INPUT DATA below:
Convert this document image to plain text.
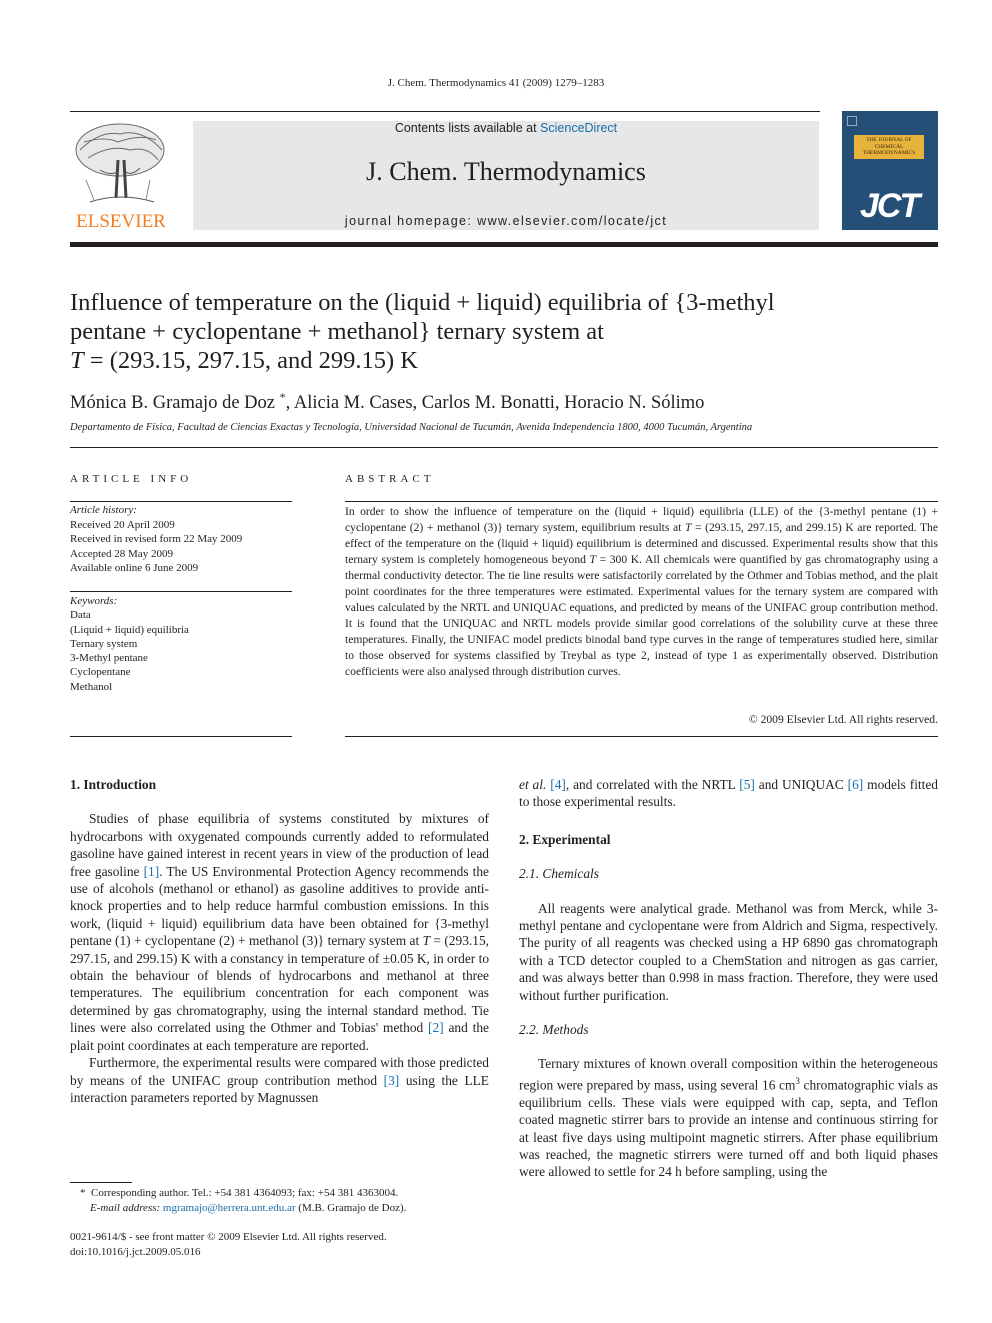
J. Chem. Thermodynamics 41 (2009) 1279–1283
ELSEVIER
Contents lists available at ScienceDirect
J. Chem. Thermodynamics
journal homepage: www.elsevier.com/locate/jct
THE JOURNAL OF CHEMICAL THERMODYNAMICS
JCT
Influence of temperature on the (liquid + liquid) equilibria of {3-methyl
pentane + cyclopentane + methanol} ternary system at
T = (293.15, 297.15, and 299.15) K
Mónica B. Gramajo de Doz *, Alicia M. Cases, Carlos M. Bonatti, Horacio N. Sólimo
Departamento de Física, Facultad de Ciencias Exactas y Tecnología, Universidad Nacional de Tucumán, Avenida Independencia 1800, 4000 Tucumán, Argentina
ARTICLE INFO
Article history:
Received 20 April 2009
Received in revised form 22 May 2009
Accepted 28 May 2009
Available online 6 June 2009
Keywords:
Data
(Liquid + liquid) equilibria
Ternary system
3-Methyl pentane
Cyclopentane
Methanol
ABSTRACT
In order to show the influence of temperature on the (liquid + liquid) equilibria (LLE) of the {3-methyl pentane (1) + cyclopentane (2) + methanol (3)} ternary system, equilibrium results at T = (293.15, 297.15, and 299.15) K are reported. The effect of the temperature on the (liquid + liquid) equilibrium is determined and discussed. Experimental results show that this ternary system is completely homogeneous beyond T = 300 K. All chemicals were quantified by gas chromatography using a thermal conductivity detector. The tie line results were satisfactorily correlated by the Othmer and Tobias method, and the plait point coordinates for the three temperatures were estimated. Experimental values for the ternary system are compared with values calculated by the NRTL and UNIQUAC equations, and predicted by means of the UNIFAC group contribution method. It is found that the UNIQUAC and NRTL models provide similar good correlations of the solubility curve at these three temperatures. Finally, the UNIFAC model predicts binodal band type curves in the range of temperatures studied here, similar to those observed for systems classified by Treybal as type 2, instead of type 1 as experimentally observed. Distribution coefficients were also analysed through distribution curves.
© 2009 Elsevier Ltd. All rights reserved.
1. Introduction

Studies of phase equilibria of systems constituted by mixtures of hydrocarbons with oxygenated compounds currently added to reformulated gasoline have gained interest in recent years in view of the production of lead free gasoline [1]. The US Environmental Protection Agency recommends the use of alcohols (methanol or ethanol) as gasoline additives to provide anti-knock properties and to help reduce harmful combustion emissions. In this work, (liquid + liquid) equilibrium data have been obtained for {3-methyl pentane (1) + cyclopentane (2) + methanol (3)} ternary system at T = (293.15, 297.15, and 299.15) K with a constancy in temperature of ±0.05 K, in order to obtain the behaviour of blends of hydrocarbons and methanol at three temperatures. The equilibrium concentration for each component was determined by gas chromatography, using the internal standard method. Tie lines were also correlated using the Othmer and Tobias' method [2] and the plait point coordinates at each temperature are reported.

Furthermore, the experimental results were compared with those predicted by means of the UNIFAC group contribution method [3] using the LLE interaction parameters reported by Magnussen

et al. [4], and correlated with the NRTL [5] and UNIQUAC [6] models fitted to those experimental results.

2. Experimental
2.1. Chemicals

All reagents were analytical grade. Methanol was from Merck, while 3-methyl pentane and cyclopentane were from Aldrich and Sigma, respectively. The purity of all reagents was checked using a HP 6890 gas chromatograph with a TCD detector coupled to a ChemStation and nitrogen as gas carrier, and was always better than 0.998 in mass fraction. Therefore, they were used without further purification.

2.2. Methods

Ternary mixtures of known overall composition within the heterogeneous region were prepared by mass, using several 16 $cm^3$ chromatographic vials as equilibrium cells. These vials were equipped with cap, septa, and Teflon coated magnetic stirrer bars to provide an intense and continuous stirring for at least five days using multipoint magnetic stirrers. After phase equilibrium was reached, the magnetic stirrers were turned off and both liquid phases were allowed to settle for 24 h before sampling, using the

* Corresponding author. Tel.: +54 381 4364093; fax: +54 381 4363004.
E-mail address: mgramajo@herrera.unt.edu.ar (M.B. Gramajo de Doz).
0021-9614/$ - see front matter © 2009 Elsevier Ltd. All rights reserved.
doi:10.1016/j.jct.2009.05.016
End of INPUT DATA.
Give the entries again without a single change, but with no pictures.

Convert this document image to plain text.
J. Chem. Thermodynamics 41 (2009) 1279–1283
ELSEVIER
Contents lists available at ScienceDirect
J. Chem. Thermodynamics
journal homepage: www.elsevier.com/locate/jct
THE JOURNAL OF CHEMICAL THERMODYNAMICS
JCT
Influence of temperature on the (liquid + liquid) equilibria of {3-methyl
pentane + cyclopentane + methanol} ternary system at
T = (293.15, 297.15, and 299.15) K
Mónica B. Gramajo de Doz *, Alicia M. Cases, Carlos M. Bonatti, Horacio N. Sólimo
Departamento de Física, Facultad de Ciencias Exactas y Tecnología, Universidad Nacional de Tucumán, Avenida Independencia 1800, 4000 Tucumán, Argentina
ARTICLE INFO
Article history:
Received 20 April 2009
Received in revised form 22 May 2009
Accepted 28 May 2009
Available online 6 June 2009
Keywords:
Data
(Liquid + liquid) equilibria
Ternary system
3-Methyl pentane
Cyclopentane
Methanol
ABSTRACT
In order to show the influence of temperature on the (liquid + liquid) equilibria (LLE) of the {3-methyl pentane (1) + cyclopentane (2) + methanol (3)} ternary system, equilibrium results at T = (293.15, 297.15, and 299.15) K are reported. The effect of the temperature on the (liquid + liquid) equilibrium is determined and discussed. Experimental results show that this ternary system is completely homogeneous beyond T = 300 K. All chemicals were quantified by gas chromatography using a thermal conductivity detector. The tie line results were satisfactorily correlated by the Othmer and Tobias method, and the plait point coordinates for the three temperatures were estimated. Experimental values for the ternary system are compared with values calculated by the NRTL and UNIQUAC equations, and predicted by means of the UNIFAC group contribution method. It is found that the UNIQUAC and NRTL models provide similar good correlations of the solubility curve at these three temperatures. Finally, the UNIFAC model predicts binodal band type curves in the range of temperatures studied here, similar to those observed for systems classified by Treybal as type 2, instead of type 1 as experimentally observed. Distribution coefficients were also analysed through distribution curves.
© 2009 Elsevier Ltd. All rights reserved.
1. Introduction

Studies of phase equilibria of systems constituted by mixtures of hydrocarbons with oxygenated compounds currently added to reformulated gasoline have gained interest in recent years in view of the production of lead free gasoline [1]. The US Environmental Protection Agency recommends the use of alcohols (methanol or ethanol) as gasoline additives to provide anti-knock properties and to help reduce harmful combustion emissions. In this work, (liquid + liquid) equilibrium data have been obtained for {3-methyl pentane (1) + cyclopentane (2) + methanol (3)} ternary system at T = (293.15, 297.15, and 299.15) K with a constancy in temperature of ±0.05 K, in order to obtain the behaviour of blends of hydrocarbons and methanol at three temperatures. The equilibrium concentration for each component was determined by gas chromatography, using the internal standard method. Tie lines were also correlated using the Othmer and Tobias' method [2] and the plait point coordinates at each temperature are reported.

Furthermore, the experimental results were compared with those predicted by means of the UNIFAC group contribution method [3] using the LLE interaction parameters reported by Magnussen

et al. [4], and correlated with the NRTL [5] and UNIQUAC [6] models fitted to those experimental results.

2. Experimental
2.1. Chemicals

All reagents were analytical grade. Methanol was from Merck, while 3-methyl pentane and cyclopentane were from Aldrich and Sigma, respectively. The purity of all reagents was checked using a HP 6890 gas chromatograph with a TCD detector coupled to a ChemStation and nitrogen as gas carrier, and was always better than 0.998 in mass fraction. Therefore, they were used without further purification.

2.2. Methods

Ternary mixtures of known overall composition within the heterogeneous region were prepared by mass, using several 16 $cm^3$ chromatographic vials as equilibrium cells. These vials were equipped with cap, septa, and Teflon coated magnetic stirrer bars to provide an intense and continuous stirring for at least five days using multipoint magnetic stirrers. After phase equilibrium was reached, the magnetic stirrers were turned off and both liquid phases were allowed to settle for 24 h before sampling, using the

* Corresponding author. Tel.: +54 381 4364093; fax: +54 381 4363004.
E-mail address: mgramajo@herrera.unt.edu.ar (M.B. Gramajo de Doz).
0021-9614/$ - see front matter © 2009 Elsevier Ltd. All rights reserved.
doi:10.1016/j.jct.2009.05.016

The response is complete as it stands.